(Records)
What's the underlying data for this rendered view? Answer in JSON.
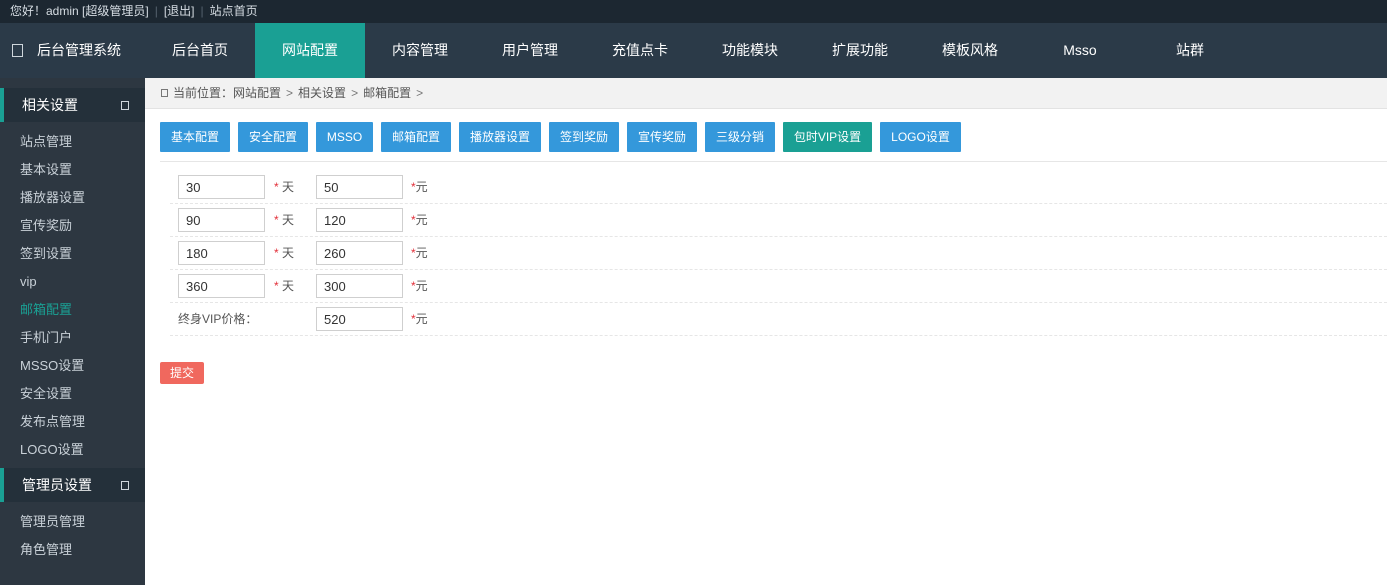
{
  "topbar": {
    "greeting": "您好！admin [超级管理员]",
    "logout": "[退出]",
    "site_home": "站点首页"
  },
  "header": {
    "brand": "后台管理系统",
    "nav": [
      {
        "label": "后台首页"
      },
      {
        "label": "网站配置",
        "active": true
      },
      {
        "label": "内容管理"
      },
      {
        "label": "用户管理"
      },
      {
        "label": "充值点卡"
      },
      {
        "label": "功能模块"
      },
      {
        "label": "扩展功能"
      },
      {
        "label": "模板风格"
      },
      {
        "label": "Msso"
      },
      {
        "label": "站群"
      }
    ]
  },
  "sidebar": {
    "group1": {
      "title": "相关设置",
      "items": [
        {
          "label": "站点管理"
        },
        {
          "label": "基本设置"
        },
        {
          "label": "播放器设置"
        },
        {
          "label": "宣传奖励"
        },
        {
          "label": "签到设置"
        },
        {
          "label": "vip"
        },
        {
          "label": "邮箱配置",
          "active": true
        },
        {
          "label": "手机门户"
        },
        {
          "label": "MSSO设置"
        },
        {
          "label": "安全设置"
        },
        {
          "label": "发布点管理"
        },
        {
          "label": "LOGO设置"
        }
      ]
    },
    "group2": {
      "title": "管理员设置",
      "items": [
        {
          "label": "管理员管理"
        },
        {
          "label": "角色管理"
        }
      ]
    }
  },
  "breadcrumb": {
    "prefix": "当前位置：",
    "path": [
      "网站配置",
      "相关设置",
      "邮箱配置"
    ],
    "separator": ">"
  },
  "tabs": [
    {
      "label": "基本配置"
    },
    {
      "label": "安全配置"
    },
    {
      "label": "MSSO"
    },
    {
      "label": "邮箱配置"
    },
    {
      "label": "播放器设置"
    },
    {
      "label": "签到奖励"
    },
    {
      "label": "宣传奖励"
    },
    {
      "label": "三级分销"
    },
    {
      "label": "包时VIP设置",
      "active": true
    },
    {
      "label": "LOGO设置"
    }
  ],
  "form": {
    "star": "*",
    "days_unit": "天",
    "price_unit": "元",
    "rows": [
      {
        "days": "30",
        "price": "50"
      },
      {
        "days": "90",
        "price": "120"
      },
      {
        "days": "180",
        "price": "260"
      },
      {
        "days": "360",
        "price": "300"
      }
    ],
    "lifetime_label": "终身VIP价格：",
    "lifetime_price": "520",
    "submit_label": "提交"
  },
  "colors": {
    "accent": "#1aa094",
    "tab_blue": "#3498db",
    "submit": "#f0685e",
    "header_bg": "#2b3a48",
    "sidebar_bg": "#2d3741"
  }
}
...
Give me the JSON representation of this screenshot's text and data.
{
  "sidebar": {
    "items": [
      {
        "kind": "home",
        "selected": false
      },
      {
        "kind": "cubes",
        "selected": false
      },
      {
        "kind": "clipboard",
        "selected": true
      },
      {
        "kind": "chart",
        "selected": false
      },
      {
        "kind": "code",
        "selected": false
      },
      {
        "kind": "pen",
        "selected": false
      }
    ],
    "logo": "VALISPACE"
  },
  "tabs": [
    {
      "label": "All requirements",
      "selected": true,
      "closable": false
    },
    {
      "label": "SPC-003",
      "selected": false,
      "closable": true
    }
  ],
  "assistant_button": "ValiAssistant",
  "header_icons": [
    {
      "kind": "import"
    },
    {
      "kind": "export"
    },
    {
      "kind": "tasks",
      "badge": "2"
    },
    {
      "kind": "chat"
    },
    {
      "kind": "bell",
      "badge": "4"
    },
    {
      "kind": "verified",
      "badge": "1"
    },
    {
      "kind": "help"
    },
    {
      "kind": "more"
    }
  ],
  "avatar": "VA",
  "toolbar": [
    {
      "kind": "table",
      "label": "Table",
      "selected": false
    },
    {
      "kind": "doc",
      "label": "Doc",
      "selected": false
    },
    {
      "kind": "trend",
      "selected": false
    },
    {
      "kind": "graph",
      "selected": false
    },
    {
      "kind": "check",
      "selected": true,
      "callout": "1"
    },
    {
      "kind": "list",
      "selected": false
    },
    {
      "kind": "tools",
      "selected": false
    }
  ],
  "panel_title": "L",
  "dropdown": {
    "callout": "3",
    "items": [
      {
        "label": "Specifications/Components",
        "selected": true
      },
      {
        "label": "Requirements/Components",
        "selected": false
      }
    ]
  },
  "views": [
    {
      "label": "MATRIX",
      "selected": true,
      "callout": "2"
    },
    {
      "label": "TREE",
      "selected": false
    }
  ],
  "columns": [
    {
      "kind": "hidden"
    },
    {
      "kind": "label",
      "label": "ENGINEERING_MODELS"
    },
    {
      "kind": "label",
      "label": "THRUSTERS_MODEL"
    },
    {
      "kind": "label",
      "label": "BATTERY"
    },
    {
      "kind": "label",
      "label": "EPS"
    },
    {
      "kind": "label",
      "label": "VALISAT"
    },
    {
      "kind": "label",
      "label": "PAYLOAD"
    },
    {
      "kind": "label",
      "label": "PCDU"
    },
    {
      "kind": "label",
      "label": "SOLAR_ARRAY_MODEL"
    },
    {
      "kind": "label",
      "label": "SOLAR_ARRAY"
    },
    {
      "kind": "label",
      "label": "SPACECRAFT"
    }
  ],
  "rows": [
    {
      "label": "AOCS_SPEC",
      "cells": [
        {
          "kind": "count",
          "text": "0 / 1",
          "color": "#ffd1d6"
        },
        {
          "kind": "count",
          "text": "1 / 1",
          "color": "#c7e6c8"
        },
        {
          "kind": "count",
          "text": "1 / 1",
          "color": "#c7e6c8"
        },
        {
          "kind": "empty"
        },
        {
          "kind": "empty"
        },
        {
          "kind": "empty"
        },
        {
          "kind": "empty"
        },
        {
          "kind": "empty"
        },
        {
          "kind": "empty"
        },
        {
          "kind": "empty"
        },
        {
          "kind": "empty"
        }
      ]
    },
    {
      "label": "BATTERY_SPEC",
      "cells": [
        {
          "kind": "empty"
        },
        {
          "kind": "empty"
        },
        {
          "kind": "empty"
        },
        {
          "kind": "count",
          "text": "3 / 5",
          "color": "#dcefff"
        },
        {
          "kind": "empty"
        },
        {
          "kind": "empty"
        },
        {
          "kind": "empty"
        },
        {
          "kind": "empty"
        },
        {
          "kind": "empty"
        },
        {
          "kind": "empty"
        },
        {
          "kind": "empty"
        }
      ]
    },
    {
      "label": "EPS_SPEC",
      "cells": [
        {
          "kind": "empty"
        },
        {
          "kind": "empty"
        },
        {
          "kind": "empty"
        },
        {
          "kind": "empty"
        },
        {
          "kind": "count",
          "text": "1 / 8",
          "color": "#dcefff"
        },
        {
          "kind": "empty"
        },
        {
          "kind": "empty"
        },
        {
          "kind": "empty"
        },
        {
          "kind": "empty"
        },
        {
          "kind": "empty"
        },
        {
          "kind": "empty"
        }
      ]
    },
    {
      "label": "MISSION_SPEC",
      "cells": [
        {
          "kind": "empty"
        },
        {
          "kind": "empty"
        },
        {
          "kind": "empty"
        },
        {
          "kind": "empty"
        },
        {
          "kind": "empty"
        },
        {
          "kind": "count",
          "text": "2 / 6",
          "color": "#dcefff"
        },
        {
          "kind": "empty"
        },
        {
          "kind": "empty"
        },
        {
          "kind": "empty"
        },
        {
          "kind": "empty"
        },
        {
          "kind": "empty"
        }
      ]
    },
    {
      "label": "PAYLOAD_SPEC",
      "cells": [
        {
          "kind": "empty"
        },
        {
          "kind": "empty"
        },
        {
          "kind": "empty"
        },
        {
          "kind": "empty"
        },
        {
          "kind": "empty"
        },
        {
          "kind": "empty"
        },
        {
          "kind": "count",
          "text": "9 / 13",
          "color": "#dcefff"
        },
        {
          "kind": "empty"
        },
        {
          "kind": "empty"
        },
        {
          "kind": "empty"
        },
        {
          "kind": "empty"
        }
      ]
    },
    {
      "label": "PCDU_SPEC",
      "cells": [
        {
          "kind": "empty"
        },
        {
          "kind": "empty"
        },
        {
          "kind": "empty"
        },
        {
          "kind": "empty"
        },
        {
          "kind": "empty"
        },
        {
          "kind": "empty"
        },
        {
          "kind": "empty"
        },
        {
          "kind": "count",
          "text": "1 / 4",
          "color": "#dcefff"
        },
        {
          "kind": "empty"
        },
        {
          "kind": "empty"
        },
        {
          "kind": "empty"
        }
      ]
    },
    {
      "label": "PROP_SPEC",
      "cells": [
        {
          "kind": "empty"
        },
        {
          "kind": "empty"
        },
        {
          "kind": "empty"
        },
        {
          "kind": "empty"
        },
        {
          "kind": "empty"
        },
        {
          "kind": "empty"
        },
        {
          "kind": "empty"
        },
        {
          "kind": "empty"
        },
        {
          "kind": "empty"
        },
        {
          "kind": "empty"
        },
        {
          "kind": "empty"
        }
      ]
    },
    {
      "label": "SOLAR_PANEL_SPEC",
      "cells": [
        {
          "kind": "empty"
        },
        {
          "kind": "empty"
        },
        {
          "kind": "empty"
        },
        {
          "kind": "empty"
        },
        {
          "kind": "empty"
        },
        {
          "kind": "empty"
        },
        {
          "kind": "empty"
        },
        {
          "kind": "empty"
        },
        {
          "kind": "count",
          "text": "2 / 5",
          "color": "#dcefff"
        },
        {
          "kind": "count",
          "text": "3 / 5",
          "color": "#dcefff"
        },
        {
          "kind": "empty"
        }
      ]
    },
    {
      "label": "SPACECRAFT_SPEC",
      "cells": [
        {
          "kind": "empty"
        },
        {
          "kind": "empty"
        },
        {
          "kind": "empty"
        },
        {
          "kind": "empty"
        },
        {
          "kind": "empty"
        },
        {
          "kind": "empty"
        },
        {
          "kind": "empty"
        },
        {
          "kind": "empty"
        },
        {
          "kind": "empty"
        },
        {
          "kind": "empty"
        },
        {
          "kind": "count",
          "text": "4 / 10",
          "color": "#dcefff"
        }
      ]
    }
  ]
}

→ **TASK BRIEF**: In the entries above, identify every line with the string "data".

→ **EXERCISE SOLUTION**:
What's the underlying data for this rendered view? Answer in JSON.
Give me the JSON representation of this screenshot's text and data.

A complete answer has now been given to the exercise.